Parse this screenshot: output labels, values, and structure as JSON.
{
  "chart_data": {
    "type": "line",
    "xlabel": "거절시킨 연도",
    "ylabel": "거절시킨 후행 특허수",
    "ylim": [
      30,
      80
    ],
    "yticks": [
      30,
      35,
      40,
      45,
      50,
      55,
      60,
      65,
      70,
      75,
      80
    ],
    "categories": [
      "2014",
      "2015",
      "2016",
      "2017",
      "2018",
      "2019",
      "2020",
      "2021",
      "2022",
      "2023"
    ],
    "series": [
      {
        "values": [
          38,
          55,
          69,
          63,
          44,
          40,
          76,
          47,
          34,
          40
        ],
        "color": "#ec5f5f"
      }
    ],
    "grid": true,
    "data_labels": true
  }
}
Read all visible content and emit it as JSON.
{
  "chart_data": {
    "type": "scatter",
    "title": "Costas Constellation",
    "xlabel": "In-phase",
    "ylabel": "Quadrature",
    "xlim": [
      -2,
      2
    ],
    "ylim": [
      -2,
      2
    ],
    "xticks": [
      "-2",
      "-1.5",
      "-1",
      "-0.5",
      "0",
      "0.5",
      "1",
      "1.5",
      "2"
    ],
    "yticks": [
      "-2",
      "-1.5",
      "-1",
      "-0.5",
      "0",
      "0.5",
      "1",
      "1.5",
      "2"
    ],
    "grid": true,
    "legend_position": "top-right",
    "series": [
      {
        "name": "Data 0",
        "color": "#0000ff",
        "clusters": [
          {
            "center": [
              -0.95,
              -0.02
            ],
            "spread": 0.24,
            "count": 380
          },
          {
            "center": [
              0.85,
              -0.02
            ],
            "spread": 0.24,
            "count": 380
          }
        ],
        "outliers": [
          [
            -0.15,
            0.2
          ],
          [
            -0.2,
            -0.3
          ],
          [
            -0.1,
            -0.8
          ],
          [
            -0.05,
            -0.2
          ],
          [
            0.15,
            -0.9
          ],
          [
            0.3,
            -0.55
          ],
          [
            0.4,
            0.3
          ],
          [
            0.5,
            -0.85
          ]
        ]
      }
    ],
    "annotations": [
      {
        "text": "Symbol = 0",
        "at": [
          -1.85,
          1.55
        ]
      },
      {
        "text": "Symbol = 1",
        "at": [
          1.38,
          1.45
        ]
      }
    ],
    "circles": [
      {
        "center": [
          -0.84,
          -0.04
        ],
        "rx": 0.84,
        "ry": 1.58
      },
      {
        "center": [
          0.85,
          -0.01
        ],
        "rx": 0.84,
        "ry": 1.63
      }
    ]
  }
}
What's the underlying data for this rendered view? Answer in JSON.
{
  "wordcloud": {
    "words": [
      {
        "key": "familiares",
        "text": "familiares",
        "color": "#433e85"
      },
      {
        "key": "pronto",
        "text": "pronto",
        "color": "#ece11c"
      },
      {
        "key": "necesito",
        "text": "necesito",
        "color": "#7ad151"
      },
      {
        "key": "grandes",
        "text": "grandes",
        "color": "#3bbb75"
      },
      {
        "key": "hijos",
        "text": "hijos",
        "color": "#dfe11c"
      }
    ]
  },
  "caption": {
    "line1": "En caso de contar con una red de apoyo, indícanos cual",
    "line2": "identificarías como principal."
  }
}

#### Work required
Across the entries above, how many lines contain "this"? Provide only the count.

#### Answer for the task
2